What you need to do
Pick out each line of the records below that contains the string "title" and copy it out, treating uppercase and lowercase letters as distinct.

# START OF Source data

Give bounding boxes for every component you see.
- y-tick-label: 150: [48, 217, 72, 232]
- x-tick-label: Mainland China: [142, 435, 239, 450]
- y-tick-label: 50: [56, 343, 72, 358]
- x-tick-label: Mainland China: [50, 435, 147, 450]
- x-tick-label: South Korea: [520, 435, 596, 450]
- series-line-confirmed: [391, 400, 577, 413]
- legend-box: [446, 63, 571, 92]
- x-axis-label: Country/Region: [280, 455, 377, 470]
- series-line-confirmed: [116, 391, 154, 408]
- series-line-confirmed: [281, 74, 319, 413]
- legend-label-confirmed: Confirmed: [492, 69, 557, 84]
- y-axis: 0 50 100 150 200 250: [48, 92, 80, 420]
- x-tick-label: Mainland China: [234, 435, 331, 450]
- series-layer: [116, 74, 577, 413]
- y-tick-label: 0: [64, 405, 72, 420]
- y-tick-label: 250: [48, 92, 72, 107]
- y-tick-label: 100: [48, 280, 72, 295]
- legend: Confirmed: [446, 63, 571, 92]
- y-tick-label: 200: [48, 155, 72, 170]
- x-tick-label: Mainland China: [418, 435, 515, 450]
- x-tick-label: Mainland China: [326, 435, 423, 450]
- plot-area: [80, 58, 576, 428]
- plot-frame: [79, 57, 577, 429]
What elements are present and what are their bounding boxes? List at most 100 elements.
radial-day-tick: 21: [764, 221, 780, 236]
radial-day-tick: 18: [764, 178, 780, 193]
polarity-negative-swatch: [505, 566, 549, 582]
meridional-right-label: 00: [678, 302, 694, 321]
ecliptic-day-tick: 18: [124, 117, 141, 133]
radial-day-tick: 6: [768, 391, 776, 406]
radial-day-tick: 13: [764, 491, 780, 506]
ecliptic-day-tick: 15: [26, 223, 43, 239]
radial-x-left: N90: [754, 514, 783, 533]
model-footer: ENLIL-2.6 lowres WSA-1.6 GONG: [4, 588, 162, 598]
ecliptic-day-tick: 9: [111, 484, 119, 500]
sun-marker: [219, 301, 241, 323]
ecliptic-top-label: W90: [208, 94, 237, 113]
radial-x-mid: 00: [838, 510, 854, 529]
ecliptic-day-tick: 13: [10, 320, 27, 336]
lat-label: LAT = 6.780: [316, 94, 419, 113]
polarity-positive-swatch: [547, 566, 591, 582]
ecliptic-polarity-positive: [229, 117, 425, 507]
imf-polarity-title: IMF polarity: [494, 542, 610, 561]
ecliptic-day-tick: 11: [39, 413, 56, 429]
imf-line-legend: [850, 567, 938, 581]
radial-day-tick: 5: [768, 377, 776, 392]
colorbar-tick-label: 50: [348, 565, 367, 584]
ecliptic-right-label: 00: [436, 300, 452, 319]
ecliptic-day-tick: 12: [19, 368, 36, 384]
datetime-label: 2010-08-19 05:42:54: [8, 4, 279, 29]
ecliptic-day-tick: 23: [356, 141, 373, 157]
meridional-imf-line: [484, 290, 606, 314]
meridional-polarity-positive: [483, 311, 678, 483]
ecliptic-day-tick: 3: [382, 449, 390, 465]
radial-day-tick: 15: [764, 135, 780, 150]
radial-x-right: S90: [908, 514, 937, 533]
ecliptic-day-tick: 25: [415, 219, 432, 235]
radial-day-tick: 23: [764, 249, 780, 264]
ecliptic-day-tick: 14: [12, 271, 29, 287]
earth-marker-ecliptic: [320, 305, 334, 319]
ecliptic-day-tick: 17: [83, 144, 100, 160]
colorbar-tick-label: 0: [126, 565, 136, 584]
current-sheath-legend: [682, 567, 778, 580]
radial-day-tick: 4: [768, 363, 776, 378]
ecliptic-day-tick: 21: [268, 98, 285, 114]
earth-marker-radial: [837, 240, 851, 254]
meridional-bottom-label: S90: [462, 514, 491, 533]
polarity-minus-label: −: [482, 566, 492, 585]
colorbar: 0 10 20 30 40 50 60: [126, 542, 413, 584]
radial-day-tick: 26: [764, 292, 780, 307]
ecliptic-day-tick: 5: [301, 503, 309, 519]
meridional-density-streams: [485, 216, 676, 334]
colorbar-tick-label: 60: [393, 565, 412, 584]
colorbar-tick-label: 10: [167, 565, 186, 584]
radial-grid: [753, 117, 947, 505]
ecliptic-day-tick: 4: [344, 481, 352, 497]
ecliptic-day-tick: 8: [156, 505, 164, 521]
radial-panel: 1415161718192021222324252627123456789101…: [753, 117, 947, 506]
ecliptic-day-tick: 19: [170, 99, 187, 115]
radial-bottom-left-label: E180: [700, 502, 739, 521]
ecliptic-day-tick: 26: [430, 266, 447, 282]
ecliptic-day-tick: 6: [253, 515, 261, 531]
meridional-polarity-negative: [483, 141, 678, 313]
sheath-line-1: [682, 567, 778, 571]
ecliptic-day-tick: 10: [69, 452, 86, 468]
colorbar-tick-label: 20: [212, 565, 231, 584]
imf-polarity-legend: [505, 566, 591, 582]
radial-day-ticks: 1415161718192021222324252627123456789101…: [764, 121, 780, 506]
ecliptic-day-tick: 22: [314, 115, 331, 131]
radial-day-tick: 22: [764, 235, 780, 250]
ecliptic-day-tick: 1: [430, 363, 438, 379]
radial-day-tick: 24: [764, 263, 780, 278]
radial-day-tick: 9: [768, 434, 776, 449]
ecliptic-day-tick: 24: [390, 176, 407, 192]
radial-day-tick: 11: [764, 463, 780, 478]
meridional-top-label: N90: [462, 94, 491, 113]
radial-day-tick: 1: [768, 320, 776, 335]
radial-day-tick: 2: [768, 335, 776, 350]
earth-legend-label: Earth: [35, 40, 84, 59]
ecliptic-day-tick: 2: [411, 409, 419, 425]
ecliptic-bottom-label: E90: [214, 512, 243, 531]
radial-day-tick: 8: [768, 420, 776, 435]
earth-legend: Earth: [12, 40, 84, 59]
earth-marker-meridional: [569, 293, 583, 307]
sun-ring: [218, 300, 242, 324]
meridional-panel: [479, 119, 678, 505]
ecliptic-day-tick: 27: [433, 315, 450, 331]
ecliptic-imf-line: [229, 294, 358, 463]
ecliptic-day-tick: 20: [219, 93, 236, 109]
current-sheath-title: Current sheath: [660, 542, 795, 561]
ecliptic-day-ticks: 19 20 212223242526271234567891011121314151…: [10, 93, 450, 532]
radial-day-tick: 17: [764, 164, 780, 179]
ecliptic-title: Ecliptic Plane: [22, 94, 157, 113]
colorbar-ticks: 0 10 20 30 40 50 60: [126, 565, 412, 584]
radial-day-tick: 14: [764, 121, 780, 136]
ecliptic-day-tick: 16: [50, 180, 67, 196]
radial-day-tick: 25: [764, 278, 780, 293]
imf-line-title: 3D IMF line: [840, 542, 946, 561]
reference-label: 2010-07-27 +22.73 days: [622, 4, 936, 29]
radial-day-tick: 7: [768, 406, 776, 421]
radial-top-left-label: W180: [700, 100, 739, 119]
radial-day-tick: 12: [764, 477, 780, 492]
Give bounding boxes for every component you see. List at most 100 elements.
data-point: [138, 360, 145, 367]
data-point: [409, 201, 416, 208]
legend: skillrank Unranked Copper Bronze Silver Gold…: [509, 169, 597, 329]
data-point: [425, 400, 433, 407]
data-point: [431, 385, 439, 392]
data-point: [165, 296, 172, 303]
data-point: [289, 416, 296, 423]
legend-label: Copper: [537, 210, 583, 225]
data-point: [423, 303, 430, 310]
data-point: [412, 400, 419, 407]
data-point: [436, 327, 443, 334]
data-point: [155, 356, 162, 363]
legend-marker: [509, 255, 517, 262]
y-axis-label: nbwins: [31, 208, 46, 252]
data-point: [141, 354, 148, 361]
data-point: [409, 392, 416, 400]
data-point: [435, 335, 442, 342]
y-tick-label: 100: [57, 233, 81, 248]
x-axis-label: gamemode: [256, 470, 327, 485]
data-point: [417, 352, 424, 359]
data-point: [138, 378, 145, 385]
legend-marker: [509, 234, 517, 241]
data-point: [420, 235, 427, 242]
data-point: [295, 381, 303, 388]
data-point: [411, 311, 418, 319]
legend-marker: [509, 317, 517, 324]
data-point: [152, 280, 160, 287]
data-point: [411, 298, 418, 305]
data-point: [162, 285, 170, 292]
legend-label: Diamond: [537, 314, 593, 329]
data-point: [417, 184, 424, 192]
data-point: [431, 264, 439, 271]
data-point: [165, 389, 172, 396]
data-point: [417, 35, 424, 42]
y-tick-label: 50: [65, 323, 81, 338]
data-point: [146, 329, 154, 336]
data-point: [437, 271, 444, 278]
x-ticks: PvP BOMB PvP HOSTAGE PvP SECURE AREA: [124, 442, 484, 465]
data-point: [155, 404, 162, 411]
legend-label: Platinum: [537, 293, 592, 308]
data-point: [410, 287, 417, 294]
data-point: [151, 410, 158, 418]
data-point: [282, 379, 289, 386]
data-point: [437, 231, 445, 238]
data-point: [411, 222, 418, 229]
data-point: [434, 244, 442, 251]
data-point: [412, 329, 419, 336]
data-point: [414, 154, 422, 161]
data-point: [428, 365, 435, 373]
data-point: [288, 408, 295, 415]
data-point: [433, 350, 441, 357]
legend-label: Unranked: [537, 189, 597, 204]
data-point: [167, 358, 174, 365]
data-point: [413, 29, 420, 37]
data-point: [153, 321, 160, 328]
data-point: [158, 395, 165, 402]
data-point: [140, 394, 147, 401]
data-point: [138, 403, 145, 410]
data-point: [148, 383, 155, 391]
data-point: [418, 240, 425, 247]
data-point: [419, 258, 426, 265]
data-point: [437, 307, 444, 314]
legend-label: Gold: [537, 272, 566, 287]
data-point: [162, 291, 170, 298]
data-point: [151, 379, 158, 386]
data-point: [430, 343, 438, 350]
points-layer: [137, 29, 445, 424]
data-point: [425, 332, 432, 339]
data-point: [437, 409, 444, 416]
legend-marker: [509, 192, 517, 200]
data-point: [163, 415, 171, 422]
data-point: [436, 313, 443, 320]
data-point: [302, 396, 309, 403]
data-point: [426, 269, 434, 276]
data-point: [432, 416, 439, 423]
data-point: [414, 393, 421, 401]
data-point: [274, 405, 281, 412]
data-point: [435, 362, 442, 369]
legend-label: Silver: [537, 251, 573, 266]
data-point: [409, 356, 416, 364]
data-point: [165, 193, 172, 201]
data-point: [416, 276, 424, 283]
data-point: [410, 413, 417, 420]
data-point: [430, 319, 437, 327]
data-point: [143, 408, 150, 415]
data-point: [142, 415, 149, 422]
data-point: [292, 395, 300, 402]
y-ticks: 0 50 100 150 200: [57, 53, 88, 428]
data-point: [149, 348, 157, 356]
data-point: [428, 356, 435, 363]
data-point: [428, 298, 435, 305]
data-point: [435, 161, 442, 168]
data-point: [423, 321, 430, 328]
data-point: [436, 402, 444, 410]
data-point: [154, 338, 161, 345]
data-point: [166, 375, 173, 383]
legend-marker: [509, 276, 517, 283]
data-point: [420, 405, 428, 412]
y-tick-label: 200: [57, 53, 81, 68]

# END OF Source data

Solution to this problem
imf-polarity-title: IMF polarity: [494, 542, 610, 561]
current-sheath-title: Current sheath: [660, 542, 795, 561]
ecliptic-title: Ecliptic Plane: [22, 94, 157, 113]
imf-line-title: 3D IMF line: [840, 542, 946, 561]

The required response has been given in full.